== Alıntılanan Metin

Emsal Mahkeme Kararı İstanbul 6. Asliye Ticaret Mahkemesi 2018/170 E. 2020/520 K. 22.09.2020 T.

Görüntülediğiniz mahkeme kararı henüz kesinleşmemiştir. Yararlı olması amacıyla eklenmiştir.

T.C.
İSTANBUL
6. ASLİYE TİCARET MAHKEMESİ

ESAS NO:2018/170 Esas
KARAR NO:2020/520

DAVA:Menfi Tespit (Kıymetli Evraktan Kaynaklanan)
DAVA TARİHİ:15/02/2018
KARAR TARİHİ:22/09/2020

Mahkememizde görülmekte olan Menfi Tespit (Kıymetli Evraktan Kaynaklanan) davasının yapılan açık yargılaması sonunda,
GEREĞİ DÜŞÜNÜLDÜ -İSTEM/
Davacı vekili dava dilekçesinde özetle; müvekkili …’ ün 800-TL borç para almak amacıyla davalıya başvurduğunu, davalıdan bu parayı aldığını, ancak bu parayı borç alırken davalının müvekkiline boş bono imzalattığını, ardından bononun üst kısmını haksız ve mesnetsiz olarak 350.000,00-TL şeklinde doldurduğunu, bononun alt kısmı ile üst kısmı arasında yazı farklılığının ortada olduğunu, müvekkili hakkında …. İcra Müdürlüğü’nün … esas sayılı dosyası ile kambiyo senetlerine özgü haciz yoluyla icra tabinin başlatıldığını, müvekkilinin 2015 yılında trafik kazası geçirdiğini, kaza sonrası gerek psikolojik anlamda gerekse zihinsel anlamda sağlıklı muhakeme yapamayacak duruma geldiğini, yani müvekkilinin kandırılabilecek bir pozisyonda olduğunu, … Cumhuriyet Başsavcılığı’na … ve … aleyhinde … soruşturma sayılı dosyası ile şikayet ve suç duyurusunda bulunulduğunu, mevcut takip dayanağı belge kambiyo senetlerinden olan bono niteliğinde olmadığını, bu sebeple de kambiyo senetlerine mahsus olan imkanlarda faydalanılmaması gerektiğini, alacak ilişkisinin ispat edilmesi gerektiğini, aksi halde icra takibinin iptalinin gerektiğini beyan ederek, borcun bulunmadığına yönelik menfi tespit ile yargılama giderleri ve vekalet ücretinin karşı yana tahmiline, davalı aleyhine asıl alacağın % 20′ sinden az olmamak üzere tazminata ilişkin karar verilmesini talep ve dava etmiştir.
SAVUNMA/
Davalı vekilinin davaya cevap dilekçesi özetle; açılan dava ile icra takibinin uzatılmaya çalışıldığını, dava dilekçesinde belirtilen iddiaların asılsız ve hukuki dayanaktan yoksun olduğunu, dava dilekçesinde senetti ki imzanın davacı borçluya ait olduğunun ikrar olduğunu, icra takibine konu senedin TTK’da belirtilen hususları içerdiği dolayısıyla kambiyo vasfını taşığını, ispat külfetinin davacıya ait olduğunu, davacının iddiasını yazılı deliller ile ispat etmek zorunda olduğunu beyan ederek, haksız kötü niyetli açılan davanın reddini, davacı hakkında % 20′ den aşağı olmamak kaydıyla tazminata hükmedilmesini, yargılama giderleri ve vekalet ücretinin karşı tarafa yüklenilmesini talep etmiştir.

====
== Sağlanan Kayıtlar

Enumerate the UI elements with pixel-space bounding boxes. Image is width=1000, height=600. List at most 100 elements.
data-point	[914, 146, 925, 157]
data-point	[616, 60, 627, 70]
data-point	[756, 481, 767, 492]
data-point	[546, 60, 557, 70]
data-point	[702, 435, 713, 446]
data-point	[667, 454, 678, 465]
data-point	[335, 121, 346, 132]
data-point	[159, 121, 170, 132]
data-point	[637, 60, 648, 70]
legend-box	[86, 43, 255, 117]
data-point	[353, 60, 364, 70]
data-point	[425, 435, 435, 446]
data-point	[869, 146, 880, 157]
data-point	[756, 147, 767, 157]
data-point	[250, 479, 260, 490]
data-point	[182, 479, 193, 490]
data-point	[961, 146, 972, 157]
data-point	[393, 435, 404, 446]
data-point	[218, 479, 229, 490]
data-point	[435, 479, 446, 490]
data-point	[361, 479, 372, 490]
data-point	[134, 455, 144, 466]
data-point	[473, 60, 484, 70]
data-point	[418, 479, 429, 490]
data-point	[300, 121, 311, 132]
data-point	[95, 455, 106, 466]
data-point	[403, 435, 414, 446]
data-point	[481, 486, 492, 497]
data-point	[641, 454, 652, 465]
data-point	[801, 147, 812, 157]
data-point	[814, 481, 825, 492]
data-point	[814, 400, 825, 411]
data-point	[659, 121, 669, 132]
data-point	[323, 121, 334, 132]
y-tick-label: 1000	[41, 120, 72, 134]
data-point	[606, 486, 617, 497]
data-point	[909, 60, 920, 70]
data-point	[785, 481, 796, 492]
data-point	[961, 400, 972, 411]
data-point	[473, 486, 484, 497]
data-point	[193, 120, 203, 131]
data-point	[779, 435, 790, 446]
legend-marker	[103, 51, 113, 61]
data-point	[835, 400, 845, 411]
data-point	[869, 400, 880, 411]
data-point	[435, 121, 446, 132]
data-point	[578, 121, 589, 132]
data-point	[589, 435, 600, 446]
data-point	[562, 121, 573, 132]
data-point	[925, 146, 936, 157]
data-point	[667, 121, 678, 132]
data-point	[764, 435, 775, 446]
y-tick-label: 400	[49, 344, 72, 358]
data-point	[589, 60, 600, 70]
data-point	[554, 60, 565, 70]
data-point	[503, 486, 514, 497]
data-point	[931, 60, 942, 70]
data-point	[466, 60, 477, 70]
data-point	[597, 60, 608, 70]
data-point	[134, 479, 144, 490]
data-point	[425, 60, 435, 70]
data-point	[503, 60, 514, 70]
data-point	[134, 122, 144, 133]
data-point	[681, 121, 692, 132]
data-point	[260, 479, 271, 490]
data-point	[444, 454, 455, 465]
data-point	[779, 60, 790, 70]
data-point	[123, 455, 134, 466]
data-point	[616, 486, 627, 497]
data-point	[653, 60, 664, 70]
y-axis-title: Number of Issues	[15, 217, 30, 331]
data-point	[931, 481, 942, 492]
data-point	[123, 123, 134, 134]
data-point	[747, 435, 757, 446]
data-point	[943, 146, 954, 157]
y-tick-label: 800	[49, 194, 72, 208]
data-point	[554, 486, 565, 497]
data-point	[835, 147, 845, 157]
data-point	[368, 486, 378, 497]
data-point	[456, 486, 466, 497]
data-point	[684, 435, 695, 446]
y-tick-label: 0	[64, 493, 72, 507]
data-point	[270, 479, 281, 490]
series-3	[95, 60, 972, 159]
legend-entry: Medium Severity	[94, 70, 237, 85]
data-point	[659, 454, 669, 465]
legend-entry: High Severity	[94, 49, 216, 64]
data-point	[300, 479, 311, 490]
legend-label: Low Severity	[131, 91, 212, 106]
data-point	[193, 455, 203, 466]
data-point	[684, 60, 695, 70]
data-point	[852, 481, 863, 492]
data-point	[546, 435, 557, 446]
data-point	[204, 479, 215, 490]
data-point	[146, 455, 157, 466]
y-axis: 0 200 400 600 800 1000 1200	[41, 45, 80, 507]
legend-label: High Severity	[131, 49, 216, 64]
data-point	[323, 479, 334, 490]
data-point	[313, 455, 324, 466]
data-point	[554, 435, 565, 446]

====

İstenen İşlemler:
**a)** Mahkeme kararının başlık kısmında iki nokta ile verilen alanları, değerleriyle birlikte sıralayın.
**b)** Kayıtlarda en baştan "435, 713, 446]" ifadesini içeren satıra kadar olan her şeyi, iki uç da dahil, numaralı liste olarak aktarın.
Mahkeme kararı ile kayıtlar birbirinden farklı kaynaklardan alınmıştır.

Alıştırma Sonuçları:
**a)**
- ESAS NO: 2018/170 Esas
- KARAR NO: 2020/520
- DAVA: Menfi Tespit (Kıymetli Evraktan Kaynaklanan)
- DAVA TARİHİ: 15/02/2018
- KARAR TARİHİ: 22/09/2020

**b)**
1. Enumerate the UI elements with pixel-space bounding boxes. Image is width=1000, height=600. List at most 100 elements.
2. data-point	[914, 146, 925, 157]
3. data-point	[616, 60, 627, 70]
4. data-point	[756, 481, 767, 492]
5. data-point	[546, 60, 557, 70]
6. data-point	[702, 435, 713, 446]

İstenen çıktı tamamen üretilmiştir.